Objective: Below are records to be output exactly, every one of them.
>> BEGIN
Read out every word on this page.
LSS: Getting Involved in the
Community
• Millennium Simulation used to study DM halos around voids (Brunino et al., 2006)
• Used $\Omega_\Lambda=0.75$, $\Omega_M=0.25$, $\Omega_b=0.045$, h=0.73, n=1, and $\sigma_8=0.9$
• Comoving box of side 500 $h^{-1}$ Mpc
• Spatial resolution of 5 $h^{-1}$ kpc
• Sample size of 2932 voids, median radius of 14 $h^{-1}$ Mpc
>> END
Written response:
Read out every word on this page.
LSS: Getting Involved in the
Community
• Millennium Simulation used to study DM halos around voids (Brunino et al., 2006)
• Used $\Omega_\Lambda=0.75$, $\Omega_M=0.25$, $\Omega_b=0.045$, h=0.73, n=1, and $\sigma_8=0.9$
• Comoving box of side 500 $h^{-1}$ Mpc
• Spatial resolution of 5 $h^{-1}$ kpc
• Sample size of 2932 voids, median radius of 14 $h^{-1}$ Mpc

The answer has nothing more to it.